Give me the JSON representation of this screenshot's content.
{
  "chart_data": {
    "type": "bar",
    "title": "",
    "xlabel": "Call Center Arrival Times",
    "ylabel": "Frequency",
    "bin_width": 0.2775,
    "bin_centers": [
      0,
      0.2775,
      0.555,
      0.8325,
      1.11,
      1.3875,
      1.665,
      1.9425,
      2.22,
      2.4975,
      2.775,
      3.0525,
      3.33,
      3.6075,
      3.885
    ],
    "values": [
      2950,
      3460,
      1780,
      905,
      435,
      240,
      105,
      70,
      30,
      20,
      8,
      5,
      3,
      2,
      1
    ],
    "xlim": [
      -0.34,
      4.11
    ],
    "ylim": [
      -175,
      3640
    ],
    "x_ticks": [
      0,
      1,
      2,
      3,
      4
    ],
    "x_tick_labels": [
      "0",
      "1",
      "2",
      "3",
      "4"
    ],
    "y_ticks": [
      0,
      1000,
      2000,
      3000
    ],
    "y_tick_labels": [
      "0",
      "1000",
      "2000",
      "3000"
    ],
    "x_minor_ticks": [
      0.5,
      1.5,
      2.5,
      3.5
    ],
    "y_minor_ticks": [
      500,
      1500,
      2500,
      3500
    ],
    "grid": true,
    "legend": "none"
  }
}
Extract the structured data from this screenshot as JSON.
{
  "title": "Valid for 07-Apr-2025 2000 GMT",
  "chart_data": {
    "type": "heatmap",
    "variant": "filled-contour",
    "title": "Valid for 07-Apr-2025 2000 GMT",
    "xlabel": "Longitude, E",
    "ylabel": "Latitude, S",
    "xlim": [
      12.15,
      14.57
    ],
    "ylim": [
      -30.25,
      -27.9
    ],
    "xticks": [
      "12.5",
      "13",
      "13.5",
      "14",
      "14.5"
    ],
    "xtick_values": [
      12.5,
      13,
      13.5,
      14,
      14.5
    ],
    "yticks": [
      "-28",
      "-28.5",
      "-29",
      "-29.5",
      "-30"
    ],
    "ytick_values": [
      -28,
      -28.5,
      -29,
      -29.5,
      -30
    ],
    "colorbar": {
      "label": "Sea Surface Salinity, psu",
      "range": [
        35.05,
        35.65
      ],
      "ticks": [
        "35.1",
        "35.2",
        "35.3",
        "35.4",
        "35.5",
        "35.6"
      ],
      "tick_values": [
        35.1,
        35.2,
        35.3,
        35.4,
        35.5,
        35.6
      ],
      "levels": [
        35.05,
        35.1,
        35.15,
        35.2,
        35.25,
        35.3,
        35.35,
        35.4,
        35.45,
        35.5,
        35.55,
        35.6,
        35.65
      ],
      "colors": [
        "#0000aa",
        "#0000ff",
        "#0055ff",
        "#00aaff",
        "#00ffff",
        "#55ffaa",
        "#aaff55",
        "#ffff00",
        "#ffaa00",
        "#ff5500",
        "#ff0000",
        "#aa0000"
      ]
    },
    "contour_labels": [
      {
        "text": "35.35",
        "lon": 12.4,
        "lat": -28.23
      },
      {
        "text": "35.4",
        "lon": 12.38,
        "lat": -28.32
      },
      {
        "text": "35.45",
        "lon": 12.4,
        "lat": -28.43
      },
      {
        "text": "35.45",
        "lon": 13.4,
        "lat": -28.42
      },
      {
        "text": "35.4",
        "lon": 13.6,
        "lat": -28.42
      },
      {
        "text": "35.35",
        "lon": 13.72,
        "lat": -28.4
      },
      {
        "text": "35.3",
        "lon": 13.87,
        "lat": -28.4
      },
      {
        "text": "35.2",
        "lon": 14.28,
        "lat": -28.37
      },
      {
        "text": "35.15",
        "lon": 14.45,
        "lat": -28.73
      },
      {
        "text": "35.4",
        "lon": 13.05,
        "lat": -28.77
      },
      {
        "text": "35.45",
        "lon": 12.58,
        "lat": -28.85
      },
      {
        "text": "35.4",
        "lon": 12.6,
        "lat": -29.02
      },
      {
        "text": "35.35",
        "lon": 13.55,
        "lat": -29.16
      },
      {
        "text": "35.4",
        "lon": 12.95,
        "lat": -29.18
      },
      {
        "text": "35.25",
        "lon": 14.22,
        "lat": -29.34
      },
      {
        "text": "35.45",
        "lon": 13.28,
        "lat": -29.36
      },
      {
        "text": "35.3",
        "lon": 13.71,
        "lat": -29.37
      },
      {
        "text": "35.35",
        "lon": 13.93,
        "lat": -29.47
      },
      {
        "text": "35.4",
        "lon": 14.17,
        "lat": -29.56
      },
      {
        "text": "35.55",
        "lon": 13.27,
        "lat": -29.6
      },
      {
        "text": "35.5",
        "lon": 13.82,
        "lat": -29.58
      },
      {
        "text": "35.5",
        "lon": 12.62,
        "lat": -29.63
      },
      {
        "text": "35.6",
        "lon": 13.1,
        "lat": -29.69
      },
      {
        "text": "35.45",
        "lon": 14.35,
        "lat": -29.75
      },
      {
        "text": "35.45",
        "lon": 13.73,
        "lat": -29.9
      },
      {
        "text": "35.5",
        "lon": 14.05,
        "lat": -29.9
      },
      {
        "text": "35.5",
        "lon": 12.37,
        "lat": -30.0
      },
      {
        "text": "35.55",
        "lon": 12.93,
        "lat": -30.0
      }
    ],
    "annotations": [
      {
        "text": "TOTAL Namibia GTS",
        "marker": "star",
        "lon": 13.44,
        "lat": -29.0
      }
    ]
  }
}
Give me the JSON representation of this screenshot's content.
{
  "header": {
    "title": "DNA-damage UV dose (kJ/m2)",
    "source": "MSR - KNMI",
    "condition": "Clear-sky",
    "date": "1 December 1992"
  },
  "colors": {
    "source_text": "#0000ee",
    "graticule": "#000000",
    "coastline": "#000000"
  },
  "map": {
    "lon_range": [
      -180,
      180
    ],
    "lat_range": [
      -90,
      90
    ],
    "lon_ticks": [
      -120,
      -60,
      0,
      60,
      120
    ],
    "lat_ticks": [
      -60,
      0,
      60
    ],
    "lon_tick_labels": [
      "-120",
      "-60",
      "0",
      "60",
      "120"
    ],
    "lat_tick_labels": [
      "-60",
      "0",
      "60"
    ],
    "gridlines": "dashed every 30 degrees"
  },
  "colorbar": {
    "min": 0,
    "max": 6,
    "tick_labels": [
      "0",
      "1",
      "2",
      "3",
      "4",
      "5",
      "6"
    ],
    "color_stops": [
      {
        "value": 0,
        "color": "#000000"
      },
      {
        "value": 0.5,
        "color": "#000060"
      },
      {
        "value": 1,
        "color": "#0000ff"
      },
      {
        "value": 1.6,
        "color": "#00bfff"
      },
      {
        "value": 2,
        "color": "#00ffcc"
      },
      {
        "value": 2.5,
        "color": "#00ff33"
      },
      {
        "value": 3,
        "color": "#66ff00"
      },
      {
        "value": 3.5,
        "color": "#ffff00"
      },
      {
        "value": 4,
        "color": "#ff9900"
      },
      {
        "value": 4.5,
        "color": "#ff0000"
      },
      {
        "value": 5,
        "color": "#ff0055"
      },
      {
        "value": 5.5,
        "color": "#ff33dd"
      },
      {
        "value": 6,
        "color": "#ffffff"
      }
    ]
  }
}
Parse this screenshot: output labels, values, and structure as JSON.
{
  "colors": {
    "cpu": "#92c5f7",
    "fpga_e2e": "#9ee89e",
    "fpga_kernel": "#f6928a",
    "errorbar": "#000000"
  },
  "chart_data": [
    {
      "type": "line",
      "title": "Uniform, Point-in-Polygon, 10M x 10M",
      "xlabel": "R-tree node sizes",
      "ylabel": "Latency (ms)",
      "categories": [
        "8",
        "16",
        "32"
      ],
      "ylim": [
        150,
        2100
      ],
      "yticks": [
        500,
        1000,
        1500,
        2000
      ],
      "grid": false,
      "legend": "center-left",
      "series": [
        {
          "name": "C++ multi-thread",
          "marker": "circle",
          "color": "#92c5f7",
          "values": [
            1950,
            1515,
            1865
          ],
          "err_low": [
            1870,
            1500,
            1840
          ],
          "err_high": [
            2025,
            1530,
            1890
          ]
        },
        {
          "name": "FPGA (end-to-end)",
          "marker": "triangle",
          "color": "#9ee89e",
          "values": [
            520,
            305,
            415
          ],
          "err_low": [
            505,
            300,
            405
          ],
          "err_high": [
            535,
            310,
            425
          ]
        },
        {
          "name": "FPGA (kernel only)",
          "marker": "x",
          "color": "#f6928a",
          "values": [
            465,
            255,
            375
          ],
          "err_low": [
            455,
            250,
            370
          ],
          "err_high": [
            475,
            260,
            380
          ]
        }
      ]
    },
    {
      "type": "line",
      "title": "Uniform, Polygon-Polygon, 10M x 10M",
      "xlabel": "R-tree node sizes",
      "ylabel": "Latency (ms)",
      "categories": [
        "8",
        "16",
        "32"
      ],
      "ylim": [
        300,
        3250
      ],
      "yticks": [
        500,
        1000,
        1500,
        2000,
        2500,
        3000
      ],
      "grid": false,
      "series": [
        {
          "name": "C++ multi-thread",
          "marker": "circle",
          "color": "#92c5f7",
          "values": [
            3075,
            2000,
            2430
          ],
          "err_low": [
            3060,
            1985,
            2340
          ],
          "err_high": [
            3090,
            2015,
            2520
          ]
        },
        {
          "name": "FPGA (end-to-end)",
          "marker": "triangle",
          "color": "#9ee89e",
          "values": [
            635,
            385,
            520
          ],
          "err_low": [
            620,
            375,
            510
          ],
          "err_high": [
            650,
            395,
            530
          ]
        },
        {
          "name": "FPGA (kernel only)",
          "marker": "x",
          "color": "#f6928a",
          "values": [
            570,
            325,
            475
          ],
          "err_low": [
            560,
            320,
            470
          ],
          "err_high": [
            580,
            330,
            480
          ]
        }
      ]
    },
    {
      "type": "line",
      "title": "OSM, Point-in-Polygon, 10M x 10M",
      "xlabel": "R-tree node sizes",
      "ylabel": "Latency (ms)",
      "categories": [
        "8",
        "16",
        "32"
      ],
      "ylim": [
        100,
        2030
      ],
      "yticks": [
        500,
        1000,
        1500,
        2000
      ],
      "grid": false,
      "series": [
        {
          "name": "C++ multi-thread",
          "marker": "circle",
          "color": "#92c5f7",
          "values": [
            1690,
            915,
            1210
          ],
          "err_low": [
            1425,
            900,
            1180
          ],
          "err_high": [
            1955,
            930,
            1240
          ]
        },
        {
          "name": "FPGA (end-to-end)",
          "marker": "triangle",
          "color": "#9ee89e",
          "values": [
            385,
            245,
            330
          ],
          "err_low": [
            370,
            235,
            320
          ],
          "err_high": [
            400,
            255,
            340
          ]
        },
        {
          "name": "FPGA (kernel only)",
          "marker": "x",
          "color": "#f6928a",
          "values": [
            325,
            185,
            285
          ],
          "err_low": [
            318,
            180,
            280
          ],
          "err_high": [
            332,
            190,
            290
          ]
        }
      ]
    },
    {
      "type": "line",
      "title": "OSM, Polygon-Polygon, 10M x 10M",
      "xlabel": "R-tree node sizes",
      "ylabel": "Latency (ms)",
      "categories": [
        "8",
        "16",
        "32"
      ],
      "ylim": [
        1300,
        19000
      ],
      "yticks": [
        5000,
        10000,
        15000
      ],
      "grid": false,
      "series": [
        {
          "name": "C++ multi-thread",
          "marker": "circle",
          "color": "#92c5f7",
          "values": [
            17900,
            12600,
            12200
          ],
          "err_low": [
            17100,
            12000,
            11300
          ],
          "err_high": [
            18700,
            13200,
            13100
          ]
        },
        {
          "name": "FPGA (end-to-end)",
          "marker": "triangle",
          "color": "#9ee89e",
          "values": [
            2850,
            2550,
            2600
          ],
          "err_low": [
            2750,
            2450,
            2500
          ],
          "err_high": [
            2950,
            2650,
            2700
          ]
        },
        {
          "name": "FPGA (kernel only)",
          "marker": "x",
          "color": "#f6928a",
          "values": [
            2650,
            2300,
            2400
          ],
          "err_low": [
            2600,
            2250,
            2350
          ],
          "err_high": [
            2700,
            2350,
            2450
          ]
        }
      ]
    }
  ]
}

- **WHAT YOU ARE ASKED TO DO**
Identify and copy all lines with the word "JSON".

- **TASK OUTPUT**
Give me the JSON representation of this screenshot's content.
Extract the structured data from this screenshot as JSON.
Give me the JSON representation of this screenshot's content.
Parse this screenshot: output labels, values, and structure as JSON.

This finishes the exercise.